YOUR GOAL - Your answer should be a single number: the count of lines that include the word "Dataset".

DATA EXCERPTS -

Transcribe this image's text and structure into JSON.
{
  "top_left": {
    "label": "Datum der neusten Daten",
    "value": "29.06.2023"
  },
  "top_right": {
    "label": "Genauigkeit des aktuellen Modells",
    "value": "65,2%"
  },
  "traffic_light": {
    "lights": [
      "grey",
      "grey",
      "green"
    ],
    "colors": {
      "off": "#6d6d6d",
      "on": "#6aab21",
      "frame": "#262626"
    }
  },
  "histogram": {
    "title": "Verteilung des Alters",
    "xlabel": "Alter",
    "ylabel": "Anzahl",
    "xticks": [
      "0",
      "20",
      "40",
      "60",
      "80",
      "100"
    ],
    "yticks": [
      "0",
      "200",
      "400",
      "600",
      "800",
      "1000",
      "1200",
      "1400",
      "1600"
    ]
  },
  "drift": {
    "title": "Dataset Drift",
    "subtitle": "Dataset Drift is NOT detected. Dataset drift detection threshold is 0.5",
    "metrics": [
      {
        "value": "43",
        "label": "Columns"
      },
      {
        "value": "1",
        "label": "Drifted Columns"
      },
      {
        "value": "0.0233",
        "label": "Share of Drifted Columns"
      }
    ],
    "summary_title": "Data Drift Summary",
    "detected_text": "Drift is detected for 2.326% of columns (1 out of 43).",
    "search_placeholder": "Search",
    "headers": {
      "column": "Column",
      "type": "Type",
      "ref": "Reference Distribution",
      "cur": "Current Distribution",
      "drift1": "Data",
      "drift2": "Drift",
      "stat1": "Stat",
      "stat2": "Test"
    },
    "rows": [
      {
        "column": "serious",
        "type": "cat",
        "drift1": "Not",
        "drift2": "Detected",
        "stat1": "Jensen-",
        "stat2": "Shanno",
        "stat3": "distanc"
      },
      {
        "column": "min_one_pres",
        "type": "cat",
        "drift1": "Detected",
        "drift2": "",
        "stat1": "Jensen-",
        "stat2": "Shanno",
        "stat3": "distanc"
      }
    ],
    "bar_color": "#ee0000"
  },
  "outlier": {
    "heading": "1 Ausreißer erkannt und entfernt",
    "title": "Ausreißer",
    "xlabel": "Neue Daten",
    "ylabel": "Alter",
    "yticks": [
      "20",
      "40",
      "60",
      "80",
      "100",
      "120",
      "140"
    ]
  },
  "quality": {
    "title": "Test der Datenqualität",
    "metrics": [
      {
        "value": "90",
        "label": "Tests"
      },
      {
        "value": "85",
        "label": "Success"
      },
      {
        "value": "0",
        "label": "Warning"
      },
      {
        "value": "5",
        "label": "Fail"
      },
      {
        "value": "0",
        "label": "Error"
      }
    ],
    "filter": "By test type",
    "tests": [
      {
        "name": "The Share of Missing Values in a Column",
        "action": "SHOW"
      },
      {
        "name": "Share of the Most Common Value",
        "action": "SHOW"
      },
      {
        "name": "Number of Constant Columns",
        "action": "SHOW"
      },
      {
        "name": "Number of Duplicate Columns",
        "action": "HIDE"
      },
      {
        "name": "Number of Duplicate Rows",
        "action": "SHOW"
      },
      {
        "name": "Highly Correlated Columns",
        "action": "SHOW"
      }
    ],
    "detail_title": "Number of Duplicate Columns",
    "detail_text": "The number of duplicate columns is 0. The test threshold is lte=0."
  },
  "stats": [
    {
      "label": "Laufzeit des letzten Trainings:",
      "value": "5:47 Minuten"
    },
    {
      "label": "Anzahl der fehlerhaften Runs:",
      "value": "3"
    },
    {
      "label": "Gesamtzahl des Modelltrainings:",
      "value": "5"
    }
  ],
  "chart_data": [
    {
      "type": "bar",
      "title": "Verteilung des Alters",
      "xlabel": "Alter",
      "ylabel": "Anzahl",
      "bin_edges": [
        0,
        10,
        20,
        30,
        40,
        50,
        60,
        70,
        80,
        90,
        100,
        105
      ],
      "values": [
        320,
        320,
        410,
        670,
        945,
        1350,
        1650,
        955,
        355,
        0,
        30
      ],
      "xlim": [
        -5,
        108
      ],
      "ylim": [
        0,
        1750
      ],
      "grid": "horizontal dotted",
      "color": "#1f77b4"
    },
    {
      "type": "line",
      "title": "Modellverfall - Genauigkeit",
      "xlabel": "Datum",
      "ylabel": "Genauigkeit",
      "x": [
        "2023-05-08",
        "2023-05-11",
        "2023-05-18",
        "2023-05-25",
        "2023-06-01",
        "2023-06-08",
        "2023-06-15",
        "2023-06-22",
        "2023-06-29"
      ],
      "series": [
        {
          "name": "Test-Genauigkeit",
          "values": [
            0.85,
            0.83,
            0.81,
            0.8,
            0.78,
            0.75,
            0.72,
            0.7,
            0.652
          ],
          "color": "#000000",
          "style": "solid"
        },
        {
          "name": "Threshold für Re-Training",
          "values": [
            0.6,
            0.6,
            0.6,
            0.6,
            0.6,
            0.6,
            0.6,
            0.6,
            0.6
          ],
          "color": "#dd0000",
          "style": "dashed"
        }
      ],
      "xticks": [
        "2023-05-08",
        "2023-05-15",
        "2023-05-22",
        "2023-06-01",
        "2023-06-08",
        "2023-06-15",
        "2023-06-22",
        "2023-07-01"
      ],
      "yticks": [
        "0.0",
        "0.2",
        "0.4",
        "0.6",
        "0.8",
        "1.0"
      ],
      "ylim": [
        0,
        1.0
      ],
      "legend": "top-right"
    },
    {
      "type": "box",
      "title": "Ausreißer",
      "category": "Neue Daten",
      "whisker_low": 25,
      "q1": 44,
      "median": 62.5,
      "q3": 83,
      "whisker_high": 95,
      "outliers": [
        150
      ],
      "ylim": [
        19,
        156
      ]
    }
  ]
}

FINAL RESULT - 2